Consigna A: Vuelve a escribir, sin ningún cambio, las líneas del listado que van desde su inicio hasta la línea que contiene "consent-row: By checking", ambas incluidas.
___ Bloque de texto
Por eso, María no podía faltar y no
falta en la obra de Lucas, no sólo en el momento de la infancia de Jesús, como
la voz del niño que todavía no es capaz de hablar, sino tampoco en la infancia
de la Iglesia, cuando los Apóstoles después de la Ascensión, encerrados todavía
en sus casas por temor a los judíos perseveran en la oración –como nos narra
Lucas al comienzo de los Hechos de los Apóstoles- junto con la Madre de Jesús,
sin animarse todavía a hablar; Apóstoles infantes hasta la mayoría de edad
del Espíritu.
Por eso María desaparece discretamente
y cede humilde la palabra a su Hijo cuando éste –a los doce años en su
Bar-Mitzvá, en el Templo de Jerusalén- se convierte en un adulto maestro de la
sabiduría de su Pueblo y se hace capaz de dar testimonio válido de sí mismo y
del Padre.
Por eso desaparece también María muy
pronto de los Hechos de los Apóstoles, a penas éstos llenos del Espíritu
Santo en el día de Pentecostés, se convierten en maestros de la Nueva Ley del
Espíritu, en servidores de la Palabra, revestidos con fuerza y poder de lo alto
en validos testigos de la Pasión y Resurrección o sea, de la identidad mesiánica
y divina de Jesús.
María ocupa, pues, un puesto muy
humilde como testigo, y cede ese
puesto a penas su misión, provisoria deja de hacerse imprescindible. Pero su
testimonio permanece como eternamente válido e irremplazable para aquél período
de la concepción e infancia del Señor que ella presenció y en cuyas modestas
y oscuras prominencias supo leer con fe, ilustrada por Dios y antes que nadie el
cumplimiento de las profecías.
El contenido del testimonio de María
en los relatos de la infancia según Lucas está polarizado en la persona de Jesús,
protagonista de todo el evangelio, alrededor del cual se mueven muchas figuras:
Zacarías, Isabel, Juan el Bautista, parientes y vecinos, pastores de Belén,
Simeón y Ana la profetiza, doctores del templo, María y José.
4.
La
plenitud de los tiempos
Lucas,
discípulo de Pablo refleja en su obra una idea muy paulina. Idea que ya hemos
visto en aquél pasaje de la carta a los Gálatas que citábamos hablando de
Mateo: “Pero al llegar la plenitud de
los tiempos envió Dios a su Hijo, hecho
hijo de mujer” (Gál 4,4). La plenitud de los tiempos ha llegado, y
ella comienza y consiste en la vida de Cristo, pues en él está el centro de la
historia de la salvación.
______
___ Datos almacenados
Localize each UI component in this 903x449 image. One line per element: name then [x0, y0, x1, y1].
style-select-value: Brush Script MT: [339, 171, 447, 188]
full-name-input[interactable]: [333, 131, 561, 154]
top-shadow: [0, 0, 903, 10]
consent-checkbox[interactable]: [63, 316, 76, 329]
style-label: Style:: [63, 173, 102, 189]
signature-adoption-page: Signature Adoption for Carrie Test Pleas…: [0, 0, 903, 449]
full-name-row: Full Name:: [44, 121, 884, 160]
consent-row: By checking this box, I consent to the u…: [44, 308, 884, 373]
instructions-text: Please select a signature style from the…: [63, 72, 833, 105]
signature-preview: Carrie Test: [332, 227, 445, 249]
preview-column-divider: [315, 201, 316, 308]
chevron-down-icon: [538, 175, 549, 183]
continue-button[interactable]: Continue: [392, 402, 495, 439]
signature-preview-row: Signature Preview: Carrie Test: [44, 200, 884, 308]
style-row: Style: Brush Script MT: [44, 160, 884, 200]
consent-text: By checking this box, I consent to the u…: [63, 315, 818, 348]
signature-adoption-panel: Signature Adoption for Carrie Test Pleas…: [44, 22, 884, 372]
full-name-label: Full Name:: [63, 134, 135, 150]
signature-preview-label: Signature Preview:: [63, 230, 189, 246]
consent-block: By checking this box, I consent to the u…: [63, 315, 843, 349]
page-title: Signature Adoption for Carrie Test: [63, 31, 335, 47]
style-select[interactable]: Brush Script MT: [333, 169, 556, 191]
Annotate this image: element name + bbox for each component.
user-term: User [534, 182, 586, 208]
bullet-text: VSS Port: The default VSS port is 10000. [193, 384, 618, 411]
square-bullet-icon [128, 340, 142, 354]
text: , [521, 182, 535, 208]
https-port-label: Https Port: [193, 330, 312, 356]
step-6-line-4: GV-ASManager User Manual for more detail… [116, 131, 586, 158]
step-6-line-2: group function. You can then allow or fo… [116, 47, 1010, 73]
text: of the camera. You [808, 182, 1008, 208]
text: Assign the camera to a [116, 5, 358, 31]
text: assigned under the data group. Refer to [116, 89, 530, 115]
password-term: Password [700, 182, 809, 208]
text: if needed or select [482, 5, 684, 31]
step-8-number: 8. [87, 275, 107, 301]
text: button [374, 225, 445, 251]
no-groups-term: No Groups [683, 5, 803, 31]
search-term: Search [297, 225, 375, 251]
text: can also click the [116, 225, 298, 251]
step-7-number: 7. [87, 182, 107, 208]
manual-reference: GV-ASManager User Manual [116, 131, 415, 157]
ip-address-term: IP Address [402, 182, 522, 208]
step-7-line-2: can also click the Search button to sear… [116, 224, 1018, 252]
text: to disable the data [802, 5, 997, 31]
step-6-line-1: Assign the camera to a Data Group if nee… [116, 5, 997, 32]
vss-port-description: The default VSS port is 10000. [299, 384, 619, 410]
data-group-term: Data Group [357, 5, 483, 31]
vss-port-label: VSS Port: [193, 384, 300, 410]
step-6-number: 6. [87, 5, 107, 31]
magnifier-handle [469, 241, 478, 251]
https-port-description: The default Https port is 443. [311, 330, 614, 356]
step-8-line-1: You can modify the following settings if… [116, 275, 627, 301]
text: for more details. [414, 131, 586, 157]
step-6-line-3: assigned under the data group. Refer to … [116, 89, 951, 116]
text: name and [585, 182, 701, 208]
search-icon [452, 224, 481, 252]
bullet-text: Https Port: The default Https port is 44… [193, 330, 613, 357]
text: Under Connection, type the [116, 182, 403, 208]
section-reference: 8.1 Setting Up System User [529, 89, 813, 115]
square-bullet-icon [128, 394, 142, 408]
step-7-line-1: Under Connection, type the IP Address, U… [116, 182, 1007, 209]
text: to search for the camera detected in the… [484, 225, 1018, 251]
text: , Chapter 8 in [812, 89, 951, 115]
______
Consigna B:
Responde brevemente, según el texto sobre María en la obra de Lucas:
(i) ¿A qué edad y en qué lugar se convierte Jesús en un adulto maestro de la sabiduría de su Pueblo?
(ii) ¿De quién es discípulo Lucas?
(iii) ¿En qué día se llenan los Apóstoles del Espíritu Santo?

Respuesta A:
Localize each UI component in this 903x449 image. One line per element: name then [x0, y0, x1, y1].
style-select-value: Brush Script MT: [339, 171, 447, 188]
full-name-input[interactable]: [333, 131, 561, 154]
top-shadow: [0, 0, 903, 10]
consent-checkbox[interactable]: [63, 316, 76, 329]
style-label: Style:: [63, 173, 102, 189]
signature-adoption-page: Signature Adoption for Carrie Test Pleas…: [0, 0, 903, 449]
full-name-row: Full Name:: [44, 121, 884, 160]
consent-row: By checking this box, I consent to the u…: [44, 308, 884, 373]

Respuesta B:
(i) A los doce años, en su Bar-Mitzvá, en el Templo de Jerusalén.
(ii) De Pablo.
(iii) En el día de Pentecostés.